[Stored data entries]

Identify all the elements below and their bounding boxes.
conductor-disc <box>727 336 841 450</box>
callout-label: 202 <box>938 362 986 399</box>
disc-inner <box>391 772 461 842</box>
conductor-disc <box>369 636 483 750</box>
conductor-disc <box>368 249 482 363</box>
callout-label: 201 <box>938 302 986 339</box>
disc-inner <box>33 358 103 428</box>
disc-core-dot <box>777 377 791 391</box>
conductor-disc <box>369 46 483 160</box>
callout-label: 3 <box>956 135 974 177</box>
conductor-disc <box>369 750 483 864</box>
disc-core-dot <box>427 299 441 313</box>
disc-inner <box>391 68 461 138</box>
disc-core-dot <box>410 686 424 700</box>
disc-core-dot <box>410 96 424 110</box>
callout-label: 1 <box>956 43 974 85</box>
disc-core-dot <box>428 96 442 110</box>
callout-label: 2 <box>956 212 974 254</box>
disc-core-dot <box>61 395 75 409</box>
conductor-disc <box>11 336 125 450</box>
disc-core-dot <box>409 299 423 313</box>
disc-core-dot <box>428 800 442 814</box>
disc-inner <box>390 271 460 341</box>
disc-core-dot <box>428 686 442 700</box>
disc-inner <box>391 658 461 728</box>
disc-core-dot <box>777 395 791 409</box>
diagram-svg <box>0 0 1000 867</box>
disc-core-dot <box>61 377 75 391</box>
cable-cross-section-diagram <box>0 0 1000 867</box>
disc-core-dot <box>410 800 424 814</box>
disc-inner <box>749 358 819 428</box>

Task directions: Reproduce every one of the stored data entries above, line for line and without any change.

Solution to this problem:
Identify all the elements below and their bounding boxes.
conductor-disc <box>727 336 841 450</box>
callout-label: 202 <box>938 362 986 399</box>
disc-inner <box>391 772 461 842</box>
conductor-disc <box>369 636 483 750</box>
conductor-disc <box>368 249 482 363</box>
callout-label: 201 <box>938 302 986 339</box>
disc-inner <box>33 358 103 428</box>
disc-core-dot <box>777 377 791 391</box>
conductor-disc <box>369 46 483 160</box>
callout-label: 3 <box>956 135 974 177</box>
conductor-disc <box>369 750 483 864</box>
disc-core-dot <box>427 299 441 313</box>
disc-inner <box>391 68 461 138</box>
disc-core-dot <box>410 686 424 700</box>
disc-core-dot <box>410 96 424 110</box>
callout-label: 1 <box>956 43 974 85</box>
disc-core-dot <box>428 96 442 110</box>
callout-label: 2 <box>956 212 974 254</box>
disc-core-dot <box>61 395 75 409</box>
conductor-disc <box>11 336 125 450</box>
disc-core-dot <box>409 299 423 313</box>
disc-core-dot <box>428 800 442 814</box>
disc-inner <box>390 271 460 341</box>
disc-core-dot <box>428 686 442 700</box>
disc-inner <box>391 658 461 728</box>
disc-core-dot <box>777 395 791 409</box>
diagram-svg <box>0 0 1000 867</box>
disc-core-dot <box>61 377 75 391</box>
cable-cross-section-diagram <box>0 0 1000 867</box>
disc-core-dot <box>410 800 424 814</box>
disc-inner <box>749 358 819 428</box>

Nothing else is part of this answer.